• Direction: Below is a block of records; repeat each one exactly.

• Record list:
----
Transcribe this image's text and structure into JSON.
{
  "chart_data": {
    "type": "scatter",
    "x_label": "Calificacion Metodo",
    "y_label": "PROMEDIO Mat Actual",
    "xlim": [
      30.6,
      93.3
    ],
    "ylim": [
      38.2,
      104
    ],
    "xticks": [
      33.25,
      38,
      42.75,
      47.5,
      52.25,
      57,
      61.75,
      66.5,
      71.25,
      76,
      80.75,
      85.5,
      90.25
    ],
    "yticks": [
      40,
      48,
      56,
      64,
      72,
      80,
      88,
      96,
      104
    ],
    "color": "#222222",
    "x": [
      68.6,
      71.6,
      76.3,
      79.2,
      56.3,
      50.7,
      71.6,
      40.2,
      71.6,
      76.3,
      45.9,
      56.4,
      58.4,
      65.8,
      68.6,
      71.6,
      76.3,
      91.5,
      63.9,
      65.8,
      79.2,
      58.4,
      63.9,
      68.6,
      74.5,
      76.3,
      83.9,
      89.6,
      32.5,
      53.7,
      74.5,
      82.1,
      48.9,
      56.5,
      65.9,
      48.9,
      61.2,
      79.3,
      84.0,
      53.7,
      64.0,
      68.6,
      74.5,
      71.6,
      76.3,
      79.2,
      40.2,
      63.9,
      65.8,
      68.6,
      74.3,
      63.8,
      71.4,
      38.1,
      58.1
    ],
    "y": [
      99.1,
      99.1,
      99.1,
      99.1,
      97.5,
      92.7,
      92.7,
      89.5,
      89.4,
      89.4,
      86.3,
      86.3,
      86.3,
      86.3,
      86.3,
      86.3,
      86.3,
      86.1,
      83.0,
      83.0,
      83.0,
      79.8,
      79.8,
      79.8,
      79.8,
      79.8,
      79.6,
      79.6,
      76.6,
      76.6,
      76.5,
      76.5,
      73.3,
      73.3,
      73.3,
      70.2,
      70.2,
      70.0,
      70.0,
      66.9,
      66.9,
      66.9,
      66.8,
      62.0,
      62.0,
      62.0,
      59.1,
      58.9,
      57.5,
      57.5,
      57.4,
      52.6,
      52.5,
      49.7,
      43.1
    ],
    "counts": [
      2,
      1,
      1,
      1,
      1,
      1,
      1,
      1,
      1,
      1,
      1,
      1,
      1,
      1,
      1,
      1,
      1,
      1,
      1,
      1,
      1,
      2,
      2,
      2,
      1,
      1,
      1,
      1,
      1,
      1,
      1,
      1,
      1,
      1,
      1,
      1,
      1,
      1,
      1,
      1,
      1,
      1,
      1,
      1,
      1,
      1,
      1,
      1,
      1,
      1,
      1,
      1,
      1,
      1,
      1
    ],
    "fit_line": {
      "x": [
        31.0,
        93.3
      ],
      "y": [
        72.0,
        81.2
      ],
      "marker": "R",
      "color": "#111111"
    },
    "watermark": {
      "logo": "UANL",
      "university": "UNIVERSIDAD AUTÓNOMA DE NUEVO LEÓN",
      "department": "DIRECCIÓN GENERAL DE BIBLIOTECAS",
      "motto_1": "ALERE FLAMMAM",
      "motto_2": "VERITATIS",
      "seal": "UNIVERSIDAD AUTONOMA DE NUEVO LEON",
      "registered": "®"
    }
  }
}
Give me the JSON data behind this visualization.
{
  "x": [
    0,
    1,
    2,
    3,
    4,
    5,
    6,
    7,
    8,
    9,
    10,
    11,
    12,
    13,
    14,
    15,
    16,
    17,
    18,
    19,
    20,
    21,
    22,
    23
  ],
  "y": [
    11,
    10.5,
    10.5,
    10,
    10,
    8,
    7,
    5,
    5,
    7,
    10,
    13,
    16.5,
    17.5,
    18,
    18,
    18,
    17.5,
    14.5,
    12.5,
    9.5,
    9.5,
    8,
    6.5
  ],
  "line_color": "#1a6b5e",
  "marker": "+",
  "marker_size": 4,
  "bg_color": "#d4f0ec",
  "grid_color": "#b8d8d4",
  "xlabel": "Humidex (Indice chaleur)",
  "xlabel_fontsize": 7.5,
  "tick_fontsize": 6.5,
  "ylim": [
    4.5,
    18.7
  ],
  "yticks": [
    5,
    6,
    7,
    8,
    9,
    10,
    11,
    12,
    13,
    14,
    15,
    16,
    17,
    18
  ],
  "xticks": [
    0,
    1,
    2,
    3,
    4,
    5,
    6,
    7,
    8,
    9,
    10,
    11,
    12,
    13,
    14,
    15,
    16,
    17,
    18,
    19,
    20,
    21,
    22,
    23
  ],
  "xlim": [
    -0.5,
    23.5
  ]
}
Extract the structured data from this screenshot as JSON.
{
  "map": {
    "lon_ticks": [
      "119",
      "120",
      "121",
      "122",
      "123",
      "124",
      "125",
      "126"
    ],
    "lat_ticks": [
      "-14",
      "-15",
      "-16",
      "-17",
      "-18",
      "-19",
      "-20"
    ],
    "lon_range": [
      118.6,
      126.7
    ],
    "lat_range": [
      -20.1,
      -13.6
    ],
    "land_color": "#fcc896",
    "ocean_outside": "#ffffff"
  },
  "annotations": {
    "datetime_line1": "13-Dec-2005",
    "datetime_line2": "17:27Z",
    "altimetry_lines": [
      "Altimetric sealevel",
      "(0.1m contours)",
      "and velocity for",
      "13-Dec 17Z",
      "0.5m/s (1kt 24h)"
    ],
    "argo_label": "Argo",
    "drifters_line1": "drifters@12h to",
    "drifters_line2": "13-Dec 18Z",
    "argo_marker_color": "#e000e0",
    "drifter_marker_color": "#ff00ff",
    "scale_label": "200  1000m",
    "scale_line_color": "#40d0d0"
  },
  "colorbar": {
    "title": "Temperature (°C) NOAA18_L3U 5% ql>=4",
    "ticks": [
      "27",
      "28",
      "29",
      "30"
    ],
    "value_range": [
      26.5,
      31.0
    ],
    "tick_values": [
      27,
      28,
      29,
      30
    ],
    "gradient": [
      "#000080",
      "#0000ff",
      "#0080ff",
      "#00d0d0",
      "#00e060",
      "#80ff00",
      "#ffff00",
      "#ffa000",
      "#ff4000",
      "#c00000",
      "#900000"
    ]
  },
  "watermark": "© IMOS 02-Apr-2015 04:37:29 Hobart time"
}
----
• Answer in full:
Transcribe this image's text and structure into JSON.
{
  "chart_data": {
    "type": "scatter",
    "x_label": "Calificacion Metodo",
    "y_label": "PROMEDIO Mat Actual",
    "xlim": [
      30.6,
      93.3
    ],
    "ylim": [
      38.2,
      104
    ],
    "xticks": [
      33.25,
      38,
      42.75,
      47.5,
      52.25,
      57,
      61.75,
      66.5,
      71.25,
      76,
      80.75,
      85.5,
      90.25
    ],
    "yticks": [
      40,
      48,
      56,
      64,
      72,
      80,
      88,
      96,
      104
    ],
    "color": "#222222",
    "x": [
      68.6,
      71.6,
      76.3,
      79.2,
      56.3,
      50.7,
      71.6,
      40.2,
      71.6,
      76.3,
      45.9,
      56.4,
      58.4,
      65.8,
      68.6,
      71.6,
      76.3,
      91.5,
      63.9,
      65.8,
      79.2,
      58.4,
      63.9,
      68.6,
      74.5,
      76.3,
      83.9,
      89.6,
      32.5,
      53.7,
      74.5,
      82.1,
      48.9,
      56.5,
      65.9,
      48.9,
      61.2,
      79.3,
      84.0,
      53.7,
      64.0,
      68.6,
      74.5,
      71.6,
      76.3,
      79.2,
      40.2,
      63.9,
      65.8,
      68.6,
      74.3,
      63.8,
      71.4,
      38.1,
      58.1
    ],
    "y": [
      99.1,
      99.1,
      99.1,
      99.1,
      97.5,
      92.7,
      92.7,
      89.5,
      89.4,
      89.4,
      86.3,
      86.3,
      86.3,
      86.3,
      86.3,
      86.3,
      86.3,
      86.1,
      83.0,
      83.0,
      83.0,
      79.8,
      79.8,
      79.8,
      79.8,
      79.8,
      79.6,
      79.6,
      76.6,
      76.6,
      76.5,
      76.5,
      73.3,
      73.3,
      73.3,
      70.2,
      70.2,
      70.0,
      70.0,
      66.9,
      66.9,
      66.9,
      66.8,
      62.0,
      62.0,
      62.0,
      59.1,
      58.9,
      57.5,
      57.5,
      57.4,
      52.6,
      52.5,
      49.7,
      43.1
    ],
    "counts": [
      2,
      1,
      1,
      1,
      1,
      1,
      1,
      1,
      1,
      1,
      1,
      1,
      1,
      1,
      1,
      1,
      1,
      1,
      1,
      1,
      1,
      2,
      2,
      2,
      1,
      1,
      1,
      1,
      1,
      1,
      1,
      1,
      1,
      1,
      1,
      1,
      1,
      1,
      1,
      1,
      1,
      1,
      1,
      1,
      1,
      1,
      1,
      1,
      1,
      1,
      1,
      1,
      1,
      1,
      1
    ],
    "fit_line": {
      "x": [
        31.0,
        93.3
      ],
      "y": [
        72.0,
        81.2
      ],
      "marker": "R",
      "color": "#111111"
    },
    "watermark": {
      "logo": "UANL",
      "university": "UNIVERSIDAD AUTÓNOMA DE NUEVO LEÓN",
      "department": "DIRECCIÓN GENERAL DE BIBLIOTECAS",
      "motto_1": "ALERE FLAMMAM",
      "motto_2": "VERITATIS",
      "seal": "UNIVERSIDAD AUTONOMA DE NUEVO LEON",
      "registered": "®"
    }
  }
}
Give me the JSON data behind this visualization.
{
  "x": [
    0,
    1,
    2,
    3,
    4,
    5,
    6,
    7,
    8,
    9,
    10,
    11,
    12,
    13,
    14,
    15,
    16,
    17,
    18,
    19,
    20,
    21,
    22,
    23
  ],
  "y": [
    11,
    10.5,
    10.5,
    10,
    10,
    8,
    7,
    5,
    5,
    7,
    10,
    13,
    16.5,
    17.5,
    18,
    18,
    18,
    17.5,
    14.5,
    12.5,
    9.5,
    9.5,
    8,
    6.5
  ],
  "line_color": "#1a6b5e",
  "marker": "+",
  "marker_size": 4,
  "bg_color": "#d4f0ec",
  "grid_color": "#b8d8d4",
  "xlabel": "Humidex (Indice chaleur)",
  "xlabel_fontsize": 7.5,
  "tick_fontsize": 6.5,
  "ylim": [
    4.5,
    18.7
  ],
  "yticks": [
    5,
    6,
    7,
    8,
    9,
    10,
    11,
    12,
    13,
    14,
    15,
    16,
    17,
    18
  ],
  "xticks": [
    0,
    1,
    2,
    3,
    4,
    5,
    6,
    7,
    8,
    9,
    10,
    11,
    12,
    13,
    14,
    15,
    16,
    17,
    18,
    19,
    20,
    21,
    22,
    23
  ],
  "xlim": [
    -0.5,
    23.5
  ]
}
Extract the structured data from this screenshot as JSON.
{
  "map": {
    "lon_ticks": [
      "119",
      "120",
      "121",
      "122",
      "123",
      "124",
      "125",
      "126"
    ],
    "lat_ticks": [
      "-14",
      "-15",
      "-16",
      "-17",
      "-18",
      "-19",
      "-20"
    ],
    "lon_range": [
      118.6,
      126.7
    ],
    "lat_range": [
      -20.1,
      -13.6
    ],
    "land_color": "#fcc896",
    "ocean_outside": "#ffffff"
  },
  "annotations": {
    "datetime_line1": "13-Dec-2005",
    "datetime_line2": "17:27Z",
    "altimetry_lines": [
      "Altimetric sealevel",
      "(0.1m contours)",
      "and velocity for",
      "13-Dec 17Z",
      "0.5m/s (1kt 24h)"
    ],
    "argo_label": "Argo",
    "drifters_line1": "drifters@12h to",
    "drifters_line2": "13-Dec 18Z",
    "argo_marker_color": "#e000e0",
    "drifter_marker_color": "#ff00ff",
    "scale_label": "200  1000m",
    "scale_line_color": "#40d0d0"
  },
  "colorbar": {
    "title": "Temperature (°C) NOAA18_L3U 5% ql>=4",
    "ticks": [
      "27",
      "28",
      "29",
      "30"
    ],
    "value_range": [
      26.5,
      31.0
    ],
    "tick_values": [
      27,
      28,
      29,
      30
    ],
    "gradient": [
      "#000080",
      "#0000ff",
      "#0080ff",
      "#00d0d0",
      "#00e060",
      "#80ff00",
      "#ffff00",
      "#ffa000",
      "#ff4000",
      "#c00000",
      "#900000"
    ]
  },
  "watermark": "© IMOS 02-Apr-2015 04:37:29 Hobart time"
}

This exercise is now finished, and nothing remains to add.